Extracted data:
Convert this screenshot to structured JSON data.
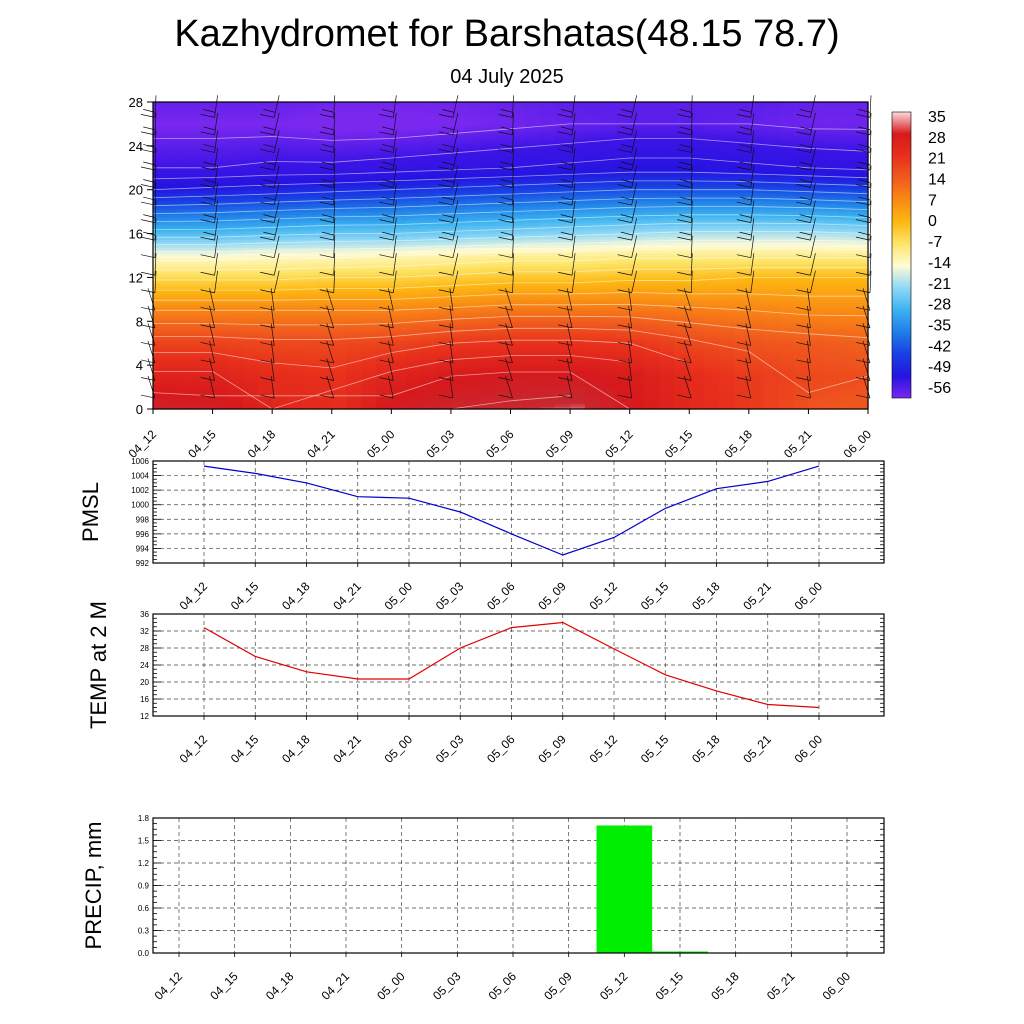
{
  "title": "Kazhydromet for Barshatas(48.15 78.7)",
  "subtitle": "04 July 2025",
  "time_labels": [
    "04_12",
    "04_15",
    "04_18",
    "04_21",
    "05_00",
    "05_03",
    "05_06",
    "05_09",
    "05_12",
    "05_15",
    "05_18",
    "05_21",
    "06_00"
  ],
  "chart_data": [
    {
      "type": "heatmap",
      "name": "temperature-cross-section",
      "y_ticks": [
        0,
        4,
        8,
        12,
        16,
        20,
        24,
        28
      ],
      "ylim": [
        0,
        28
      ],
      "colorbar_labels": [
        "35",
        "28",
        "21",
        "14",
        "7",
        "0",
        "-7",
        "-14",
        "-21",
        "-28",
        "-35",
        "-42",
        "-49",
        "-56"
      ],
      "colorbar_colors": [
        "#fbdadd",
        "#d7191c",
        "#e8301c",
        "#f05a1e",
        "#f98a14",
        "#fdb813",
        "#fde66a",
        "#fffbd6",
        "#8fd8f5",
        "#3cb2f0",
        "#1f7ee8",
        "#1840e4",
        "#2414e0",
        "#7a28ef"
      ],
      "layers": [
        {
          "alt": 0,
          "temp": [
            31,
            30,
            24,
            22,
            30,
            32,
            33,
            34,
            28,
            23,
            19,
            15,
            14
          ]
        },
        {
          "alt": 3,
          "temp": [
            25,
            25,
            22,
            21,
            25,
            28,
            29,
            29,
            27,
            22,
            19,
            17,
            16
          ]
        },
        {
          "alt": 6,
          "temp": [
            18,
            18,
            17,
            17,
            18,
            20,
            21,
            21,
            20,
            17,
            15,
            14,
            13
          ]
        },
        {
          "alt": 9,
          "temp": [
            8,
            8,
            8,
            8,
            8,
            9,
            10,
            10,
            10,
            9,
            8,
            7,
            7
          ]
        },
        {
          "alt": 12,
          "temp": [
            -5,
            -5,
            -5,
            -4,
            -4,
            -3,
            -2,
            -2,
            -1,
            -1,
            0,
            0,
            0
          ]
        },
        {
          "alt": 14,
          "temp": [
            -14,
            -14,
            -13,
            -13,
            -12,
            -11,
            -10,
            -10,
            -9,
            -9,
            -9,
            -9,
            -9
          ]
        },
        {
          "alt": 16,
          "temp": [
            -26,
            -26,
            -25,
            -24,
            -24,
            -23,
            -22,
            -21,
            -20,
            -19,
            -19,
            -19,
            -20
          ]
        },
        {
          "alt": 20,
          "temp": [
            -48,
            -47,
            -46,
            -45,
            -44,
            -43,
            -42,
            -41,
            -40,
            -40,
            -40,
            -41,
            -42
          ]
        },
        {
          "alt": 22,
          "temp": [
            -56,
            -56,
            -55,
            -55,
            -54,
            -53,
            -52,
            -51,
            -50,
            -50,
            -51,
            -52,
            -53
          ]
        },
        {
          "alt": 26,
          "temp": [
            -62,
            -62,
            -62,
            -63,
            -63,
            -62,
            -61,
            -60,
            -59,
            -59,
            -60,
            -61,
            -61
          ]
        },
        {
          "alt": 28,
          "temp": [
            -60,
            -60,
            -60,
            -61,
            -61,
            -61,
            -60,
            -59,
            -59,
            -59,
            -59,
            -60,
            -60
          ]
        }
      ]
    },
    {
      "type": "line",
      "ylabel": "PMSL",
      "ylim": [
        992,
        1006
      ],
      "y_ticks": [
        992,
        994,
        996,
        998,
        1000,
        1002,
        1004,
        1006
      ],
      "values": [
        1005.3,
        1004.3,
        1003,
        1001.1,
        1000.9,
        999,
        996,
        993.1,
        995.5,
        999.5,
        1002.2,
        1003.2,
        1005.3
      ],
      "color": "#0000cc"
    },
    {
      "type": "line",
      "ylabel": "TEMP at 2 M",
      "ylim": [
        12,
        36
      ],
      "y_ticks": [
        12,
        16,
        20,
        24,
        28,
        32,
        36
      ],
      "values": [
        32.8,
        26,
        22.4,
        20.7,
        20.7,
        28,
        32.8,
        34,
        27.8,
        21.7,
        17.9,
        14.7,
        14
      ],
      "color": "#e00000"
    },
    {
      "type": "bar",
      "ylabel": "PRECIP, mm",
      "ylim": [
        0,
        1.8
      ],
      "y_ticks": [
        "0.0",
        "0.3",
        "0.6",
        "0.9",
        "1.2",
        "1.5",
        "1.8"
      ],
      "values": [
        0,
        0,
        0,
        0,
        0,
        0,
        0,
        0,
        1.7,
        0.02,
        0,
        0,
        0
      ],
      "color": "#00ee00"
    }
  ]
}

Short exercise: Work out the count of lines containing the word "ylabel", then write only that count.

Worked solution: 3